▶ _Given passage_
## Start

How to Listen (It's Not Easy)
Back in 2013, I wrote here about a group of practitioners’ consensus on listening as a powerful underlying leadership skill. Last month, we dove into the power of being fully heard, something that research continues to show has tremendous relational value as well as ROI. This month, we will explore why listening is so hard — and steps we can take to make our listening more effective.
Yes, listening … really listening … is hard. Like most things that we all do, there are levels of mastery that are only available to those who practice and train. Here then is a quick overview and some suggestions about how to become a better listener.
Believe it or not, your mind is not your friend when it comes to listening. Our brains are natural association engines. When someone is speaking about Italy, for example, our brain instantly begins to search for every reference it has about Italy: history classes, Roman myth, Sophia Loren, your favorite Italian restaurant and on and on and on. This is a natural result of having a powerful brain capable of making and retrieving the associations instantly.
Staying focused in the present requires a disciplined mind. A regular mindfulness practice builds that discipline. A little practice each day allows a listener to become focused and be less internally distracted by the mind’s remarkable ability to recall associations.
Another mental challenge is that information in our brains is organized by categories, like filing cabinets. By the time we are about 8 years old, most of us have created all the categories we think we need and stop creating new ones. All incoming information after that is filed away into one of our existing files.

## End

▶ _Goals_
1. Please print the stretch of the listening article from "Believe it or" through "the associations instantly.".
2. List the Italy-related references that the listening article says the brain searches for when someone speaks about Italy.

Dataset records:
## Start

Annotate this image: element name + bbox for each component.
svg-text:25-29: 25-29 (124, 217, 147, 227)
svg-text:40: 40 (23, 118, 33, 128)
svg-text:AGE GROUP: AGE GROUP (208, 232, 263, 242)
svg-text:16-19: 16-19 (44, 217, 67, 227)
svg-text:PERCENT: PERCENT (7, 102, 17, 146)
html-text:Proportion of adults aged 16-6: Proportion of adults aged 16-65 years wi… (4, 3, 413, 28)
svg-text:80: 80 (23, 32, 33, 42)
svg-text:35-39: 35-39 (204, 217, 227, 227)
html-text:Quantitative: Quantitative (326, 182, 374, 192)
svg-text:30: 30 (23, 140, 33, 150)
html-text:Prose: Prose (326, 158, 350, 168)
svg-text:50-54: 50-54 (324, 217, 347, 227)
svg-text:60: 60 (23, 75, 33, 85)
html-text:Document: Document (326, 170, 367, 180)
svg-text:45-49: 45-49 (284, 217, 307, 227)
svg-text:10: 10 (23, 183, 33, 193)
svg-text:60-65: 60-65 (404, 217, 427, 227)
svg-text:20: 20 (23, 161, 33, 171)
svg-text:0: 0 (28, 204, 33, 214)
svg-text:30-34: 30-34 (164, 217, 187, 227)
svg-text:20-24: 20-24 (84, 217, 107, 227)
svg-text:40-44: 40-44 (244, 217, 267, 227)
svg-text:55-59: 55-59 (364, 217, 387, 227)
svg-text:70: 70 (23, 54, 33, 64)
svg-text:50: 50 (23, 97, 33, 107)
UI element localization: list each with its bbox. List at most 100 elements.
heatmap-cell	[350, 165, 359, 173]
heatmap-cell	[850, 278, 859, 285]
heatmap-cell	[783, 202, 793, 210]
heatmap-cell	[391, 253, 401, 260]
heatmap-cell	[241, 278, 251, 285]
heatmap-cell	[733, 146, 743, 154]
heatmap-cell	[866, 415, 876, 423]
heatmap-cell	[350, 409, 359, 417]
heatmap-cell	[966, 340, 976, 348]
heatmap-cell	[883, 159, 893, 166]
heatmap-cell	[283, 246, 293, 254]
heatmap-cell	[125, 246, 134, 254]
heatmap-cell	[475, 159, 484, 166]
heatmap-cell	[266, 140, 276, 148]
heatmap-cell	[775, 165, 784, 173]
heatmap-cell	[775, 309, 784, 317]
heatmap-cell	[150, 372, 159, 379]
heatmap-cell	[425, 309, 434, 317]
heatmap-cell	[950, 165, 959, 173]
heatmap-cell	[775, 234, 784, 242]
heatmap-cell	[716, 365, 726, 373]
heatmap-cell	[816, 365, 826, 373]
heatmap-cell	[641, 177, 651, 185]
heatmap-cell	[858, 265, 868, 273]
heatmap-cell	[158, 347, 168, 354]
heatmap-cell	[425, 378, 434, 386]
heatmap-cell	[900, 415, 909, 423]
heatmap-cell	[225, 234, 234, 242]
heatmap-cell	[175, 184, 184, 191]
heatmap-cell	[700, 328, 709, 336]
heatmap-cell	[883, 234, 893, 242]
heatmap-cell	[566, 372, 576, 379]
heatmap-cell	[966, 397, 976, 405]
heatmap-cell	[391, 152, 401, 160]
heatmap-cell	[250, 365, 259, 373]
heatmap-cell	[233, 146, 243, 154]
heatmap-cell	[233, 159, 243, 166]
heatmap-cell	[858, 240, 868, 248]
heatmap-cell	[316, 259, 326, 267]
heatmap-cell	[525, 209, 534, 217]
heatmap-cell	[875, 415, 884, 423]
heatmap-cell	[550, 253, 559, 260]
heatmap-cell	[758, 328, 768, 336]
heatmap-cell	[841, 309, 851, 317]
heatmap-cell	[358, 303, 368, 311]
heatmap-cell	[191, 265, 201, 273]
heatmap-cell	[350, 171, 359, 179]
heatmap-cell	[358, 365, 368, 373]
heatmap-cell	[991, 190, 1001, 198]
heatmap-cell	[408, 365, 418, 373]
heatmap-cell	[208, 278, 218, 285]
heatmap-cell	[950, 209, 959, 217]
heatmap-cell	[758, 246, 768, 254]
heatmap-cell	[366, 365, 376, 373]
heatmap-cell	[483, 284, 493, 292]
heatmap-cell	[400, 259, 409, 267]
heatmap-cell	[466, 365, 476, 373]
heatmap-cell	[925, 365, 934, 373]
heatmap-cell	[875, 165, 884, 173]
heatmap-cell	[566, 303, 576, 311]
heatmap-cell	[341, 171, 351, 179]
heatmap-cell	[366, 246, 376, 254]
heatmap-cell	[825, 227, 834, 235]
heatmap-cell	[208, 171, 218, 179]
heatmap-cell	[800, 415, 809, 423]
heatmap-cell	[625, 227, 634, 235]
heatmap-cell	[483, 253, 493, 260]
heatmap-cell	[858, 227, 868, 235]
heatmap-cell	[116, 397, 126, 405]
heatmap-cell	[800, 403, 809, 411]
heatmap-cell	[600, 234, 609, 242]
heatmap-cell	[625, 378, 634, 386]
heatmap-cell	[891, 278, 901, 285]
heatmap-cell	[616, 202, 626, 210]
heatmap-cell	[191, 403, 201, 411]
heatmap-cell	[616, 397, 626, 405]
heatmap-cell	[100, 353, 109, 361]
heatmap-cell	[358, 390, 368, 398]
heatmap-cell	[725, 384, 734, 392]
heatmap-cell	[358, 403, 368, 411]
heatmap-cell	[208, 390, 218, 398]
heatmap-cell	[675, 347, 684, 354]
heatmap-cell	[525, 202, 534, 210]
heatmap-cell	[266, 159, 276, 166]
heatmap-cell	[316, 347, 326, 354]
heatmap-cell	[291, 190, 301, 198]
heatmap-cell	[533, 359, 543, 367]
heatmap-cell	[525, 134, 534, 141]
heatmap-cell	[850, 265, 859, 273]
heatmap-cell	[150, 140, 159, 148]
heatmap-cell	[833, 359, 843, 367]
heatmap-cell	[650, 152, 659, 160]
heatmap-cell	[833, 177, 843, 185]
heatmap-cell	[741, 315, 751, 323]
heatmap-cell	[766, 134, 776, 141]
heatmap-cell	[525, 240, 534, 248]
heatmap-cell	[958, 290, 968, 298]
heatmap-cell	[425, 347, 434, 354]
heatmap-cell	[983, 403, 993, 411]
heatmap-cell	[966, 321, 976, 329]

## End

▶ _Answers per task_
1.
Believe it or not, your mind is not your friend when it comes to listening. Our brains are natural association engines. When someone is speaking about Italy, for example, our brain instantly begins to search for every reference it has about Italy: history classes, Roman myth, Sophia Loren, your favorite Italian restaurant and on and on and on. This is a natural result of having a powerful brain capable of making and retrieving the associations instantly.

2.
history classes
Roman myth
Sophia Loren
your favorite Italian restaurant